What the task requires:
Every record must be repeated exactly, with no omission.

[Dataset records]
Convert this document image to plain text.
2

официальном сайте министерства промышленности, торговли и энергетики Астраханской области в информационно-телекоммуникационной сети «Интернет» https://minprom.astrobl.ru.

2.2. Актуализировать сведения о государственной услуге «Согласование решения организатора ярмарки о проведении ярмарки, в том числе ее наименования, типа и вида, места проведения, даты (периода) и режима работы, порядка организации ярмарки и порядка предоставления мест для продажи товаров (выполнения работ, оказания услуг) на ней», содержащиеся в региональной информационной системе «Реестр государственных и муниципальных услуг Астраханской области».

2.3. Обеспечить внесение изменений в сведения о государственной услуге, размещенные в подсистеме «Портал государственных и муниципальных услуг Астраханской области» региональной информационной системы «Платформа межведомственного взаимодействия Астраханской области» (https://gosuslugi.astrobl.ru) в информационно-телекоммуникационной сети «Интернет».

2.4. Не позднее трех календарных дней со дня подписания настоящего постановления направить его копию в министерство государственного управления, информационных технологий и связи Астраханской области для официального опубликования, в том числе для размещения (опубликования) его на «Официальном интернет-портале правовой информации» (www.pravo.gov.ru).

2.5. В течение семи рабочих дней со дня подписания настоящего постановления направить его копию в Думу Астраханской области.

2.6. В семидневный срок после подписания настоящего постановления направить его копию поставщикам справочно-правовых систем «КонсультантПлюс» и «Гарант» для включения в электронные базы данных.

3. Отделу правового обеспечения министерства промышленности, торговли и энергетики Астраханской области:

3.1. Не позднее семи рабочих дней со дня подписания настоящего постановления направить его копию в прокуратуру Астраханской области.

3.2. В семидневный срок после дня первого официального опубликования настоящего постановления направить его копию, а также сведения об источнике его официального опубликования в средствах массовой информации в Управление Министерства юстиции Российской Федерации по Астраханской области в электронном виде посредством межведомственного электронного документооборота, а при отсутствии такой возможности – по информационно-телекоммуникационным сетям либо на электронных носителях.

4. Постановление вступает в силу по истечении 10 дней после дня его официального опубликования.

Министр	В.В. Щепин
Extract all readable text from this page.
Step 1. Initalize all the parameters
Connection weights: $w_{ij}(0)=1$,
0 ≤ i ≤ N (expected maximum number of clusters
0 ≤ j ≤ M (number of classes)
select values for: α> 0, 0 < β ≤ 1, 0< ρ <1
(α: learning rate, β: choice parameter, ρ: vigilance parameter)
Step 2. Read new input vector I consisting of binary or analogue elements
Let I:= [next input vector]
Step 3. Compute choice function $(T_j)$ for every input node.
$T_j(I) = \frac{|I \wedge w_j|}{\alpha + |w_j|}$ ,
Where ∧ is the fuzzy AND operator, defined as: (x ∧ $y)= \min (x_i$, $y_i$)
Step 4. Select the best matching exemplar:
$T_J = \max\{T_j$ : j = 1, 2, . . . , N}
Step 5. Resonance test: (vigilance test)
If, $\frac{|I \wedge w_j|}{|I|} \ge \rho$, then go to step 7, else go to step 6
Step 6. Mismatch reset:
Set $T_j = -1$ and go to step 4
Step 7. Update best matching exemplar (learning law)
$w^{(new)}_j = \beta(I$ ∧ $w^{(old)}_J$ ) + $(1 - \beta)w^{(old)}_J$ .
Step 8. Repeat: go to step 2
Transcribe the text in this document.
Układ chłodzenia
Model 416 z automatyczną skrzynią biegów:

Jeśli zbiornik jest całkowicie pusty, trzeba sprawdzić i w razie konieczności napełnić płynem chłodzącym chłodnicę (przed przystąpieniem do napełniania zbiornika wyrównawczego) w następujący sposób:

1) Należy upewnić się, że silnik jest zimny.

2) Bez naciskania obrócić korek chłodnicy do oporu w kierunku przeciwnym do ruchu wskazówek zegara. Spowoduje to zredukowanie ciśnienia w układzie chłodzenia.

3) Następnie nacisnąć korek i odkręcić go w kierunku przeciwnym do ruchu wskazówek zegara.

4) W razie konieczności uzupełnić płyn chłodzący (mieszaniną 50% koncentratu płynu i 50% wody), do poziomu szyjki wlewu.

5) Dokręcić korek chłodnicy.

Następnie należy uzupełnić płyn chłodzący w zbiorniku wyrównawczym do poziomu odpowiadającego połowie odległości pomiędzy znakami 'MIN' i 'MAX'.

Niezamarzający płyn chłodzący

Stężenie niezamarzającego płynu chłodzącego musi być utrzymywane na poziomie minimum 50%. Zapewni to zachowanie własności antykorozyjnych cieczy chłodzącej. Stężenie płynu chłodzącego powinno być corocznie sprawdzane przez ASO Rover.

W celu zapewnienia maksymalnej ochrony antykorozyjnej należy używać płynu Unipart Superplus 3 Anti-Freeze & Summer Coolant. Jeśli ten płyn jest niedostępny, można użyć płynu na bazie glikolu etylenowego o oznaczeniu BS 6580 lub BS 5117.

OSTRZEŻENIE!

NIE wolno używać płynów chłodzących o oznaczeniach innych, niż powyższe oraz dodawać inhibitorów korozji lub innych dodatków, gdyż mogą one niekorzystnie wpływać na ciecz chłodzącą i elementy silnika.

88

Full output:
Convert this document image to plain text.
2

официальном сайте министерства промышленности, торговли и энергетики Астраханской области в информационно-телекоммуникационной сети «Интернет» https://minprom.astrobl.ru.

2.2. Актуализировать сведения о государственной услуге «Согласование решения организатора ярмарки о проведении ярмарки, в том числе ее наименования, типа и вида, места проведения, даты (периода) и режима работы, порядка организации ярмарки и порядка предоставления мест для продажи товаров (выполнения работ, оказания услуг) на ней», содержащиеся в региональной информационной системе «Реестр государственных и муниципальных услуг Астраханской области».

2.3. Обеспечить внесение изменений в сведения о государственной услуге, размещенные в подсистеме «Портал государственных и муниципальных услуг Астраханской области» региональной информационной системы «Платформа межведомственного взаимодействия Астраханской области» (https://gosuslugi.astrobl.ru) в информационно-телекоммуникационной сети «Интернет».

2.4. Не позднее трех календарных дней со дня подписания настоящего постановления направить его копию в министерство государственного управления, информационных технологий и связи Астраханской области для официального опубликования, в том числе для размещения (опубликования) его на «Официальном интернет-портале правовой информации» (www.pravo.gov.ru).

2.5. В течение семи рабочих дней со дня подписания настоящего постановления направить его копию в Думу Астраханской области.

2.6. В семидневный срок после подписания настоящего постановления направить его копию поставщикам справочно-правовых систем «КонсультантПлюс» и «Гарант» для включения в электронные базы данных.

3. Отделу правового обеспечения министерства промышленности, торговли и энергетики Астраханской области:

3.1. Не позднее семи рабочих дней со дня подписания настоящего постановления направить его копию в прокуратуру Астраханской области.

3.2. В семидневный срок после дня первого официального опубликования настоящего постановления направить его копию, а также сведения об источнике его официального опубликования в средствах массовой информации в Управление Министерства юстиции Российской Федерации по Астраханской области в электронном виде посредством межведомственного электронного документооборота, а при отсутствии такой возможности – по информационно-телекоммуникационным сетям либо на электронных носителях.

4. Постановление вступает в силу по истечении 10 дней после дня его официального опубликования.

Министр	В.В. Щепин
Extract all readable text from this page.
Step 1. Initalize all the parameters
Connection weights: $w_{ij}(0)=1$,
0 ≤ i ≤ N (expected maximum number of clusters
0 ≤ j ≤ M (number of classes)
select values for: α> 0, 0 < β ≤ 1, 0< ρ <1
(α: learning rate, β: choice parameter, ρ: vigilance parameter)
Step 2. Read new input vector I consisting of binary or analogue elements
Let I:= [next input vector]
Step 3. Compute choice function $(T_j)$ for every input node.
$T_j(I) = \frac{|I \wedge w_j|}{\alpha + |w_j|}$ ,
Where ∧ is the fuzzy AND operator, defined as: (x ∧ $y)= \min (x_i$, $y_i$)
Step 4. Select the best matching exemplar:
$T_J = \max\{T_j$ : j = 1, 2, . . . , N}
Step 5. Resonance test: (vigilance test)
If, $\frac{|I \wedge w_j|}{|I|} \ge \rho$, then go to step 7, else go to step 6
Step 6. Mismatch reset:
Set $T_j = -1$ and go to step 4
Step 7. Update best matching exemplar (learning law)
$w^{(new)}_j = \beta(I$ ∧ $w^{(old)}_J$ ) + $(1 - \beta)w^{(old)}_J$ .
Step 8. Repeat: go to step 2
Transcribe the text in this document.
Układ chłodzenia
Model 416 z automatyczną skrzynią biegów:

Jeśli zbiornik jest całkowicie pusty, trzeba sprawdzić i w razie konieczności napełnić płynem chłodzącym chłodnicę (przed przystąpieniem do napełniania zbiornika wyrównawczego) w następujący sposób:

1) Należy upewnić się, że silnik jest zimny.

2) Bez naciskania obrócić korek chłodnicy do oporu w kierunku przeciwnym do ruchu wskazówek zegara. Spowoduje to zredukowanie ciśnienia w układzie chłodzenia.

3) Następnie nacisnąć korek i odkręcić go w kierunku przeciwnym do ruchu wskazówek zegara.

4) W razie konieczności uzupełnić płyn chłodzący (mieszaniną 50% koncentratu płynu i 50% wody), do poziomu szyjki wlewu.

5) Dokręcić korek chłodnicy.

Następnie należy uzupełnić płyn chłodzący w zbiorniku wyrównawczym do poziomu odpowiadającego połowie odległości pomiędzy znakami 'MIN' i 'MAX'.

Niezamarzający płyn chłodzący

Stężenie niezamarzającego płynu chłodzącego musi być utrzymywane na poziomie minimum 50%. Zapewni to zachowanie własności antykorozyjnych cieczy chłodzącej. Stężenie płynu chłodzącego powinno być corocznie sprawdzane przez ASO Rover.

W celu zapewnienia maksymalnej ochrony antykorozyjnej należy używać płynu Unipart Superplus 3 Anti-Freeze & Summer Coolant. Jeśli ten płyn jest niedostępny, można użyć płynu na bazie glikolu etylenowego o oznaczeniu BS 6580 lub BS 5117.

OSTRZEŻENIE!

NIE wolno używać płynów chłodzących o oznaczeniach innych, niż powyższe oraz dodawać inhibitorów korozji lub innych dodatków, gdyż mogą one niekorzystnie wpływać na ciecz chłodzącą i elementy silnika.

88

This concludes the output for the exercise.